In the listing that follows, count the lines holding the word "following" and report only that number.

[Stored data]
------------------------------
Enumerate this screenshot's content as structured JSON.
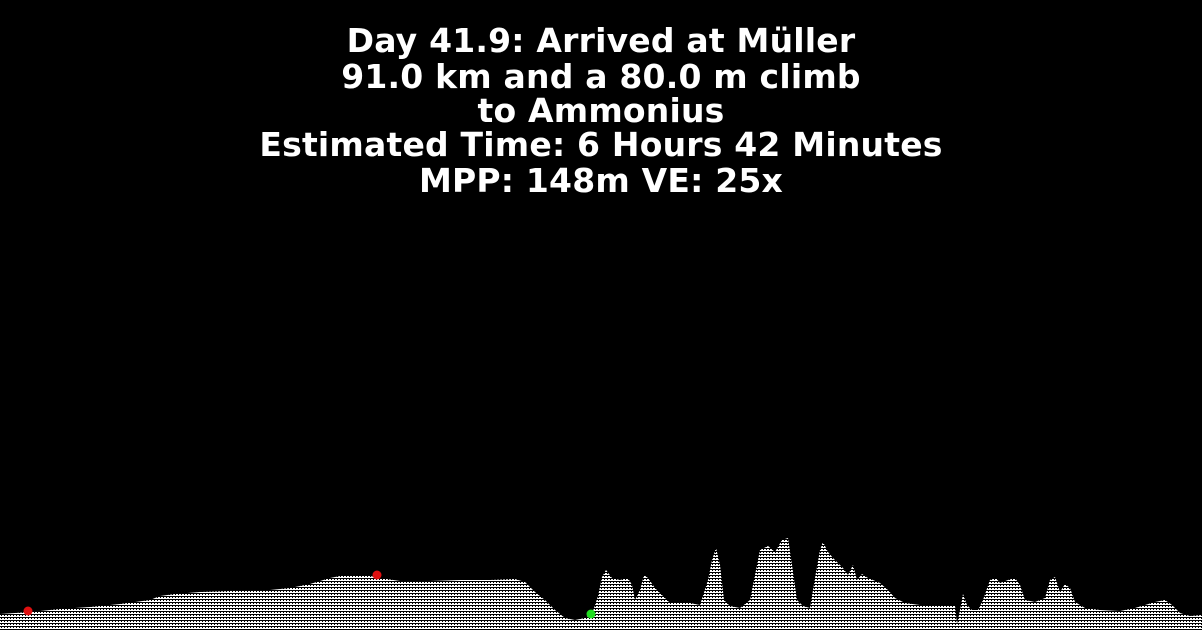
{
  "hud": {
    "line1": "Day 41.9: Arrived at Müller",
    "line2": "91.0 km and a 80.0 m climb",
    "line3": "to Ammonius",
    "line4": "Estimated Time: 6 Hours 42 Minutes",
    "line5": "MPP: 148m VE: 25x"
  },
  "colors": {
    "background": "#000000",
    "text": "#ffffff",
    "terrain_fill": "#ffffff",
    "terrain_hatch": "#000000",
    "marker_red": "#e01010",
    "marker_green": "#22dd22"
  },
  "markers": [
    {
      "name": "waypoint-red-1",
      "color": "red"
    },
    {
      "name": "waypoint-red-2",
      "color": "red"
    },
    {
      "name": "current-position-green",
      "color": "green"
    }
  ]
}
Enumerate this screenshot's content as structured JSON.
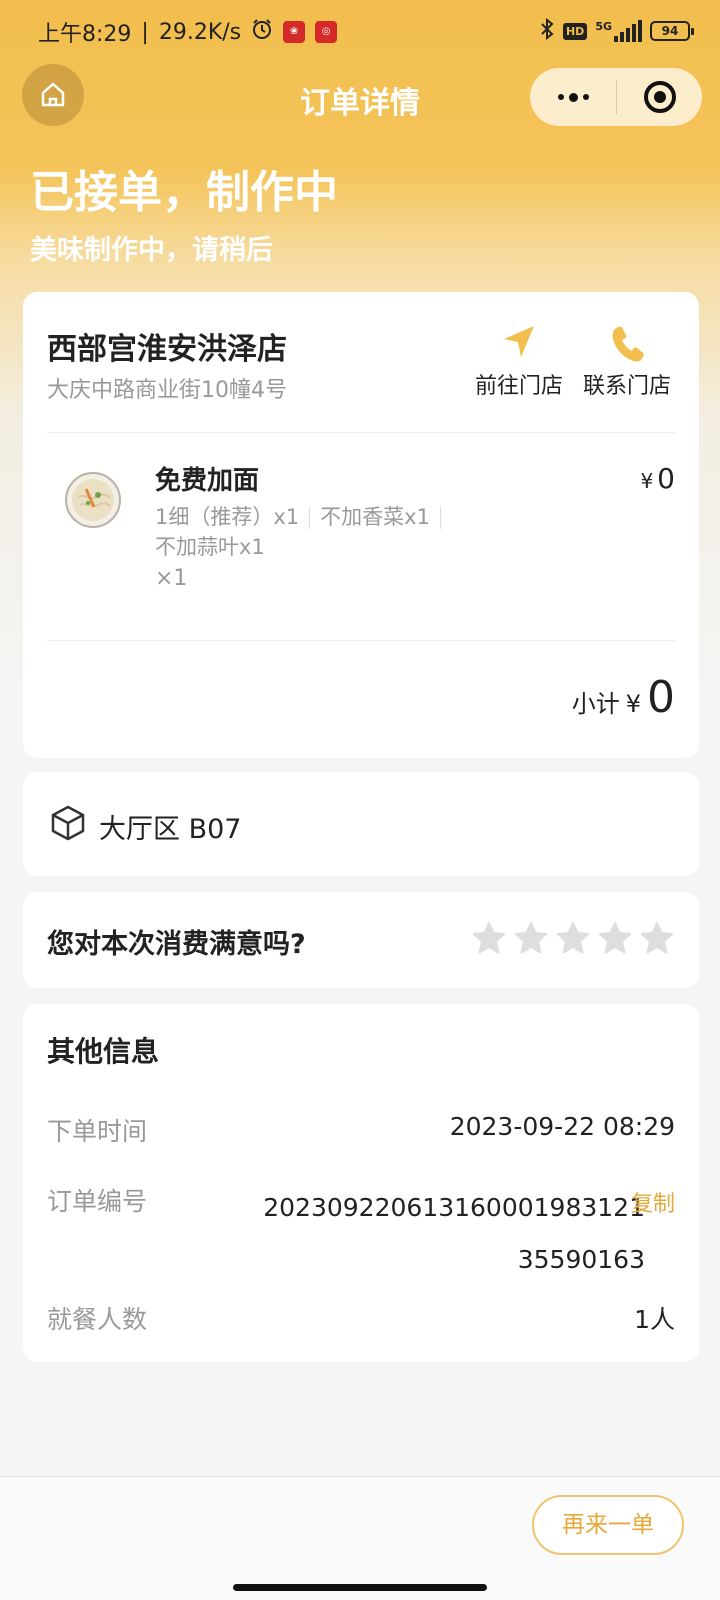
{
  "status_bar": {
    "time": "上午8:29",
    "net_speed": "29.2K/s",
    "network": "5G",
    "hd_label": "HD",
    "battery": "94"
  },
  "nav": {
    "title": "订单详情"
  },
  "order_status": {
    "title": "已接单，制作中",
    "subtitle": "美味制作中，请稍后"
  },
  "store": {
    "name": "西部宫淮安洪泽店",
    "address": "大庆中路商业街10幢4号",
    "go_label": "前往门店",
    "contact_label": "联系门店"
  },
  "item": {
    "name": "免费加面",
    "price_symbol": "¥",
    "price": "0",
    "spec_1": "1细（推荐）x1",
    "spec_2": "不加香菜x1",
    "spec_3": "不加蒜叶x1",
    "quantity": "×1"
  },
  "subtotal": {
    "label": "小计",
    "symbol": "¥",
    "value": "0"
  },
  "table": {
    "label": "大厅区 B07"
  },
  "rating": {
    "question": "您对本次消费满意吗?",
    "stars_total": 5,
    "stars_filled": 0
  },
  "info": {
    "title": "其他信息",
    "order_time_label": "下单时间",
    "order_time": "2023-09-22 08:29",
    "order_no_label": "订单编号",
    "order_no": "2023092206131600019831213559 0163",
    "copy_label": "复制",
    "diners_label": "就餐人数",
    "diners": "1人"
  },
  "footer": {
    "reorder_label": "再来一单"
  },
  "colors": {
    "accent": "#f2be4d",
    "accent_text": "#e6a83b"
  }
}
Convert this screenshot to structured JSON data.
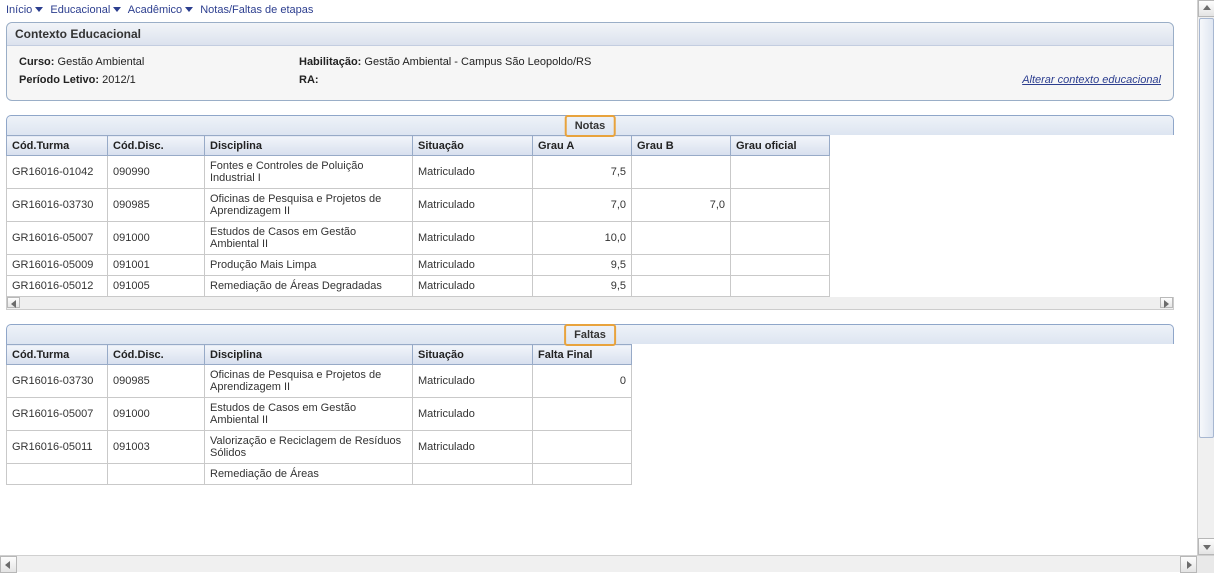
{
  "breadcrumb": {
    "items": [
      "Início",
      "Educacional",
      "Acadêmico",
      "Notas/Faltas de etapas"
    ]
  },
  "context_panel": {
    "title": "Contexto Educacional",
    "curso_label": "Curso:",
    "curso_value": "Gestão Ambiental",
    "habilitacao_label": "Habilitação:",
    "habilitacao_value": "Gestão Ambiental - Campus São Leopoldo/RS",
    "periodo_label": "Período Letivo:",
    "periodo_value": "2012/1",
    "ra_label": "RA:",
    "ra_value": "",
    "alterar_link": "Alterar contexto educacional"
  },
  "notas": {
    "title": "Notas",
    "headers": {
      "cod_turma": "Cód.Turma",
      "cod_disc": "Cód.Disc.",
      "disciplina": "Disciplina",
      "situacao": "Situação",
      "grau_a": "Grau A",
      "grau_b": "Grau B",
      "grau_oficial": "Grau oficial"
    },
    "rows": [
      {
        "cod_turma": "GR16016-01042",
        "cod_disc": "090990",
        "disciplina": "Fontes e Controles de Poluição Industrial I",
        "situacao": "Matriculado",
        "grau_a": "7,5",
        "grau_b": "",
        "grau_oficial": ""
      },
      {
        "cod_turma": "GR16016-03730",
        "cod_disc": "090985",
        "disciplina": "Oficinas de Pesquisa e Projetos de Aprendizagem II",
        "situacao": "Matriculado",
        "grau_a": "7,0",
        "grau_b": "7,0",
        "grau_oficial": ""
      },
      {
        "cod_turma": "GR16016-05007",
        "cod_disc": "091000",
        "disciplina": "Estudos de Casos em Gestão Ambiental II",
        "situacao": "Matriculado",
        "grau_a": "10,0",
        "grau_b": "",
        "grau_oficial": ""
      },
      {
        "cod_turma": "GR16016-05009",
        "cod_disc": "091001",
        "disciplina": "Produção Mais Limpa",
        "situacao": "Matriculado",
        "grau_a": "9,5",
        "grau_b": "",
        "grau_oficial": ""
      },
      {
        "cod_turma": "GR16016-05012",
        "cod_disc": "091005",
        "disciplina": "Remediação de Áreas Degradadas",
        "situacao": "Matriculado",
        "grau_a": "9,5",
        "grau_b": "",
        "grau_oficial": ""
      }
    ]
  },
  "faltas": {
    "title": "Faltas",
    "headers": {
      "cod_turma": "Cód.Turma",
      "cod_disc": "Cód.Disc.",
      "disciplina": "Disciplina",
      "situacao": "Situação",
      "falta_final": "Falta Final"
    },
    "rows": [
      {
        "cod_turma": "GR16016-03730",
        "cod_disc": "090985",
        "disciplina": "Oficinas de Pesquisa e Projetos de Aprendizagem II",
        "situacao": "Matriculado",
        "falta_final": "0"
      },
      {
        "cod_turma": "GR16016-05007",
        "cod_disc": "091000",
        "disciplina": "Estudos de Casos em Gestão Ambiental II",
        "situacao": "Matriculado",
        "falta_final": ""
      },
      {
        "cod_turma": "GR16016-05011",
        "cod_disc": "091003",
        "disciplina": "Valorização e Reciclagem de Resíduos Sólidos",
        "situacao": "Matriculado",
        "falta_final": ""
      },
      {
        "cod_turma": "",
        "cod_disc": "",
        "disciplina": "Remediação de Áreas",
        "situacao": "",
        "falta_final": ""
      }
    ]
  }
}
------------------------------
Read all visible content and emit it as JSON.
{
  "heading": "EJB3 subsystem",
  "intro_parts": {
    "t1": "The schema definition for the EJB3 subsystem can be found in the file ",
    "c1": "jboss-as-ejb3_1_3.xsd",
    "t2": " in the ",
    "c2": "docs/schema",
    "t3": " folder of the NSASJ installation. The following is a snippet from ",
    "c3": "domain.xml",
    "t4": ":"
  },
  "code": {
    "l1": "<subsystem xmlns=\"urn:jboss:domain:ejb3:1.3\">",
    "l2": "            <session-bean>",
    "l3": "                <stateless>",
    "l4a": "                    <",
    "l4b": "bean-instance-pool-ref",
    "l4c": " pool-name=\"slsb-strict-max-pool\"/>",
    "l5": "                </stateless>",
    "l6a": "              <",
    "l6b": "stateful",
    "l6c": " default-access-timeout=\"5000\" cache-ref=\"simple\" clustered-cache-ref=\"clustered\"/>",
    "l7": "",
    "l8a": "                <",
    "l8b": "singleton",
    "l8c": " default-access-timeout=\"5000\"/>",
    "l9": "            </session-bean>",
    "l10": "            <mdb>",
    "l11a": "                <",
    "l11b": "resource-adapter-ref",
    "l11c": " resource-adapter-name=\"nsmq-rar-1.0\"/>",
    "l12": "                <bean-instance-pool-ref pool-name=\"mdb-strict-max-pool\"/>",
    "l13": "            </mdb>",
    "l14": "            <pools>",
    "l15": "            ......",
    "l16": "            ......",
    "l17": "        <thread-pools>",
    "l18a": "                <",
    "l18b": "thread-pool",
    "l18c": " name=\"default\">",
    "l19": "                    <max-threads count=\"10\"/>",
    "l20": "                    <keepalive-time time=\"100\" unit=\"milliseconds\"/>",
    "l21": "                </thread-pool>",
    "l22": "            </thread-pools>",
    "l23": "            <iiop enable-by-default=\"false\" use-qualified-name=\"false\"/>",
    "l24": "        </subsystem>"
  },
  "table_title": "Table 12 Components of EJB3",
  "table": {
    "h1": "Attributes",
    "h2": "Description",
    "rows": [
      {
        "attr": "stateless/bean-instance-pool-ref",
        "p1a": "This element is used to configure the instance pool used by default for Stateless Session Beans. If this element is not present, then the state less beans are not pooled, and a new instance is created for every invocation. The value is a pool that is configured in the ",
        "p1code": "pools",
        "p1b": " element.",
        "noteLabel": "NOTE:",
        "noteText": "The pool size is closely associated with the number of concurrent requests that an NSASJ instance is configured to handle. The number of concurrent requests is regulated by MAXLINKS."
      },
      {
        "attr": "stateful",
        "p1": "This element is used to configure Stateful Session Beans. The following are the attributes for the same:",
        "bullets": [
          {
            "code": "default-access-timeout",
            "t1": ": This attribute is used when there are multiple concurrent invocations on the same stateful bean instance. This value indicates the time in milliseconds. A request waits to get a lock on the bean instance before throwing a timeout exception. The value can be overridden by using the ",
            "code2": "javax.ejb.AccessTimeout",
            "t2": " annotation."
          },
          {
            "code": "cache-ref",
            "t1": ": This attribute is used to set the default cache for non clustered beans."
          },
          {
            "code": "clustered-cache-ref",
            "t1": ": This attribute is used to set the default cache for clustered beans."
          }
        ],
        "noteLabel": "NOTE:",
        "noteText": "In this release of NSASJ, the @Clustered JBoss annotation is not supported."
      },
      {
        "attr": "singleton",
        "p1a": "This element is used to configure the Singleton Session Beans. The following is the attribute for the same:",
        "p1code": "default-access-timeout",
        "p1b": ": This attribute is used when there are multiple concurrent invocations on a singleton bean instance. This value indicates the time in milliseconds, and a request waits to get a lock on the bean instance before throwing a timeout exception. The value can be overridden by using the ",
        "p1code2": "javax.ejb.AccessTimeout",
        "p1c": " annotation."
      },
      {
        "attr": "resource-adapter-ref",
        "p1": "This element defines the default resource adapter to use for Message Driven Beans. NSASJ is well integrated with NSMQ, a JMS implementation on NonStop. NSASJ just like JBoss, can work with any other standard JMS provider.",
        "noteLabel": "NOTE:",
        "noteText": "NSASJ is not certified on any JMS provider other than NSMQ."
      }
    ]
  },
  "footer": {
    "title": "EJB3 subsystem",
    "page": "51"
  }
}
------------------------------
■ EXERCISE OUTPUT:
3